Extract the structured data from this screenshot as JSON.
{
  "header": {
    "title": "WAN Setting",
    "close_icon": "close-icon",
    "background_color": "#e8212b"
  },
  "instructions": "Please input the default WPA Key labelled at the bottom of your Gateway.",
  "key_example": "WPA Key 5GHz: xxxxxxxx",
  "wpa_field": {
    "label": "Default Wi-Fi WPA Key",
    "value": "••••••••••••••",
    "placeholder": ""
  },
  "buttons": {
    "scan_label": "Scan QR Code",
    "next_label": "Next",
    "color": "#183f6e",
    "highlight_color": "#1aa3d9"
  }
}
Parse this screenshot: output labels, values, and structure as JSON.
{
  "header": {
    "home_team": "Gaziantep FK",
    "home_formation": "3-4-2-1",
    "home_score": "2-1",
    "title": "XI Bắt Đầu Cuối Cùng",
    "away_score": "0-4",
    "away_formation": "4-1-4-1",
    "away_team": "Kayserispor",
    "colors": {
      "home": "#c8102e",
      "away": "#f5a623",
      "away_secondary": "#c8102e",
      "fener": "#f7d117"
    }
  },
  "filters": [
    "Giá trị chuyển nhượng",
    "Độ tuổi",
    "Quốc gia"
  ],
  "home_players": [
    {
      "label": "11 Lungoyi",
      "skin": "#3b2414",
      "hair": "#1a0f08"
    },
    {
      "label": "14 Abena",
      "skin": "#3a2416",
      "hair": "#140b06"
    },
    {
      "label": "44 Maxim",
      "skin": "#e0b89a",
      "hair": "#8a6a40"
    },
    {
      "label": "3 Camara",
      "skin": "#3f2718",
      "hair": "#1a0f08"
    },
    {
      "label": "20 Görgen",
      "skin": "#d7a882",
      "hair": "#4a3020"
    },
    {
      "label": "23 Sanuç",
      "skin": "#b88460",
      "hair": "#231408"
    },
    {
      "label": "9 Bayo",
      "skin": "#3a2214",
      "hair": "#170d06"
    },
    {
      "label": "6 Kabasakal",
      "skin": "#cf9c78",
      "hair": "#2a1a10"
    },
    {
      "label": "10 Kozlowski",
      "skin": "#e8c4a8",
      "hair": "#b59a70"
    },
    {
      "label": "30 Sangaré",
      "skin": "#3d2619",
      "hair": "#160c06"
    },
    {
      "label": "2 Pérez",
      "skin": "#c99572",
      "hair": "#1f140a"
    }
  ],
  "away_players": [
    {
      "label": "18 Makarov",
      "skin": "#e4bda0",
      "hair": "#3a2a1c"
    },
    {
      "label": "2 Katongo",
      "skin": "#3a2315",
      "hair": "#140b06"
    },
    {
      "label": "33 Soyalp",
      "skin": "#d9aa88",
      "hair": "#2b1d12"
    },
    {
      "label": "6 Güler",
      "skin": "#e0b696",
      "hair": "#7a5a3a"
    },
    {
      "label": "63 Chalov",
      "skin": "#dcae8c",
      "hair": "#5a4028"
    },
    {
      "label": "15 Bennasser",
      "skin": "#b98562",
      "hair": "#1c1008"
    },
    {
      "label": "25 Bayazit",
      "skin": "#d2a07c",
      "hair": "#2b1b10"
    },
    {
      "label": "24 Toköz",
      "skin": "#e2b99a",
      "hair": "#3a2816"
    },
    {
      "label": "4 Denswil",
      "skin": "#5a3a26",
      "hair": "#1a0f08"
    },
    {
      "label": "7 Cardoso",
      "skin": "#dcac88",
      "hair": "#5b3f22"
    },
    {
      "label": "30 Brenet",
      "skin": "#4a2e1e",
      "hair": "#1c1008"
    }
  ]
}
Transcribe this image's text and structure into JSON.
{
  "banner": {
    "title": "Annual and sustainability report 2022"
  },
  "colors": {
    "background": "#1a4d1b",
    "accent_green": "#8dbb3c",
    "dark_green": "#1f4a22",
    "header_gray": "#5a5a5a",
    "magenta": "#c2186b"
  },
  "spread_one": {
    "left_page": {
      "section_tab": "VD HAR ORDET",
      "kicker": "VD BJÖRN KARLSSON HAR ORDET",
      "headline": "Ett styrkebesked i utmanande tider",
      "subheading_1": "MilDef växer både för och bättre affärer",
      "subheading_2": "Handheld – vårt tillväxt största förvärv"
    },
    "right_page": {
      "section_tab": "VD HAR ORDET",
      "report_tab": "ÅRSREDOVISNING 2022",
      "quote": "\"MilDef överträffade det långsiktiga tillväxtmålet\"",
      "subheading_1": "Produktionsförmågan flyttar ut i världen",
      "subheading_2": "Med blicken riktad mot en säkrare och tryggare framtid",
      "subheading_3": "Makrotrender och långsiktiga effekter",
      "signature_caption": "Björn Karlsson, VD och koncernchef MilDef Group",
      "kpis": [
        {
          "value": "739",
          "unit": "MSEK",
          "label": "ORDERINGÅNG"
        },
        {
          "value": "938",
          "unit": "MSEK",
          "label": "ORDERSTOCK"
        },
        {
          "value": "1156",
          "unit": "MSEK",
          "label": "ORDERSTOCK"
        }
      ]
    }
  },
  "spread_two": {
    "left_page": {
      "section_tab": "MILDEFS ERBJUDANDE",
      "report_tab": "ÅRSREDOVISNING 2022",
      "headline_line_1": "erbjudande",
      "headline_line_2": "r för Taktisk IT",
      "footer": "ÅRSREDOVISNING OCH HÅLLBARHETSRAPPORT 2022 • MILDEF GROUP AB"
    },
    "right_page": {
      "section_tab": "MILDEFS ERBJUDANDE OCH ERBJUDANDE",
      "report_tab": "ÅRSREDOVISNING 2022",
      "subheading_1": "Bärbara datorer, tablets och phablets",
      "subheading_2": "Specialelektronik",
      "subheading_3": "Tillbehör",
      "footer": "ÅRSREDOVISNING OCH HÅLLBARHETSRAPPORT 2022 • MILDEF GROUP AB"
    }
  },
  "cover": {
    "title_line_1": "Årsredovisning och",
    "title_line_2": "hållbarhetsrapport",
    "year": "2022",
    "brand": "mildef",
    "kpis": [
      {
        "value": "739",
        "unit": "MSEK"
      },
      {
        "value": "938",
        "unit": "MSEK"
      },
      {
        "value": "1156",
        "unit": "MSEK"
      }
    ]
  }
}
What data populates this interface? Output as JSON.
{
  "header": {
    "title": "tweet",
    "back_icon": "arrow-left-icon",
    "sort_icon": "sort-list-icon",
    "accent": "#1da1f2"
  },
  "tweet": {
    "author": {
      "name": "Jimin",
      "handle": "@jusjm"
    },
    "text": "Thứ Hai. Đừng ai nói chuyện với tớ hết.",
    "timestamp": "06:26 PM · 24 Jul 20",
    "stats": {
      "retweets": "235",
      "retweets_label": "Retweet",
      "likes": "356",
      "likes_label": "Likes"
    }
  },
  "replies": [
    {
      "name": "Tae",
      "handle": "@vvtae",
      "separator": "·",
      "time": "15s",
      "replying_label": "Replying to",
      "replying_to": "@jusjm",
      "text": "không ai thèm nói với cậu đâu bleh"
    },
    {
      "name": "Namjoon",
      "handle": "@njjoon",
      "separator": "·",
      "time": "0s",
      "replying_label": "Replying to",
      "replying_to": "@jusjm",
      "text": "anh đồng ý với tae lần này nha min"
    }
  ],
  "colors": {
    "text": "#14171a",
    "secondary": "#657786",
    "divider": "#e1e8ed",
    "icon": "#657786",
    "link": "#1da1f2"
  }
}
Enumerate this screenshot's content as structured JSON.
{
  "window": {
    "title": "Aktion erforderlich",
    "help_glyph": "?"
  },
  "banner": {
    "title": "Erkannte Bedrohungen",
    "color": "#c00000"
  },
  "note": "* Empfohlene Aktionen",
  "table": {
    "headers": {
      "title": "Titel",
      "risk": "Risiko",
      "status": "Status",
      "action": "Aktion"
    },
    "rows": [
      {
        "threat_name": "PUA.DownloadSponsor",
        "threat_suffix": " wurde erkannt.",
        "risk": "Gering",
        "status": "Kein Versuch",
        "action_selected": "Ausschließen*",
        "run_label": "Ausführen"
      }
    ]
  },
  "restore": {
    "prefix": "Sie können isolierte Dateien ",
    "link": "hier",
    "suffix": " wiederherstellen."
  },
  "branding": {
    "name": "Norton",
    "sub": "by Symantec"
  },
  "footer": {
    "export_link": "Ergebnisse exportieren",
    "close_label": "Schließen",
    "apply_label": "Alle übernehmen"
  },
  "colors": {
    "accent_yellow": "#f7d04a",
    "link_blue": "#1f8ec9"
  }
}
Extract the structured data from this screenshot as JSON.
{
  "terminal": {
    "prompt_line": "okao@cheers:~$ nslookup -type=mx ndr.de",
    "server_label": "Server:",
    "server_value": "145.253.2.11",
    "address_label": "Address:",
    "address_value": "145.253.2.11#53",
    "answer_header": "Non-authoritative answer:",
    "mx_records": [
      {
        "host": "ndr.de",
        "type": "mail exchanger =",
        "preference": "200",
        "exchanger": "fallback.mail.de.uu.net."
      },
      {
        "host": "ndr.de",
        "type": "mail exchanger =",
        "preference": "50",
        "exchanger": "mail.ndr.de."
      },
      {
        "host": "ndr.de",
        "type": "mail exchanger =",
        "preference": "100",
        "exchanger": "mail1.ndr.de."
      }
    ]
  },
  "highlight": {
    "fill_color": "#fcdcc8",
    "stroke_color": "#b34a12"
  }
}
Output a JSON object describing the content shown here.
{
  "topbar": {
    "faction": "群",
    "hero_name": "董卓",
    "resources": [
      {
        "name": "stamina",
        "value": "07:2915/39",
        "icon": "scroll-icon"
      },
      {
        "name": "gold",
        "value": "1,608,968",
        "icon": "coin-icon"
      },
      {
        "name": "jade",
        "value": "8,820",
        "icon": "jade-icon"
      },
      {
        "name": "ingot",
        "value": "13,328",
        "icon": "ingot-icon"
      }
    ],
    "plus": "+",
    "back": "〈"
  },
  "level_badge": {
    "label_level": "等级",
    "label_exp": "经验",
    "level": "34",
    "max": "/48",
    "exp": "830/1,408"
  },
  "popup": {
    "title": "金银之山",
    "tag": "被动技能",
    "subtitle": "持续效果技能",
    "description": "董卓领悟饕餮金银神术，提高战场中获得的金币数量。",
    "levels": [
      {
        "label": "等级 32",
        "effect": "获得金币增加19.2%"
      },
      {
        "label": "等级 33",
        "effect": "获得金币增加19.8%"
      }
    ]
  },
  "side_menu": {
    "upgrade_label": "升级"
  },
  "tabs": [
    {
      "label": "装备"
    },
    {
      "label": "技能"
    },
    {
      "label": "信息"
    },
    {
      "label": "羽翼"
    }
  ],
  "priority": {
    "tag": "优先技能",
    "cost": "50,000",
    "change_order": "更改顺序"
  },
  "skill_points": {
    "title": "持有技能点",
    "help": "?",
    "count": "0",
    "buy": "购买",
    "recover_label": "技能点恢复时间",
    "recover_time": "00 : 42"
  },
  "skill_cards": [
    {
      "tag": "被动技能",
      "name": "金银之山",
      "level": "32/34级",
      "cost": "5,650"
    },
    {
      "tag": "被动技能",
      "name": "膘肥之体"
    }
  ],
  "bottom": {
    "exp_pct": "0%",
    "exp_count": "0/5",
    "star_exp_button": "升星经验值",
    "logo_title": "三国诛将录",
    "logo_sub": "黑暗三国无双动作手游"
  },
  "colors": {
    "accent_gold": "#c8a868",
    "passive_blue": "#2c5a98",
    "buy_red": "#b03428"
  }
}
#####
**Written request**
Keep only the lines that hold the string "bottom", and copy them out.

**Reply to the exercise**
  "instructions": "Please input the default WPA Key labelled at the bottom of your Gateway.",
  "bottom": {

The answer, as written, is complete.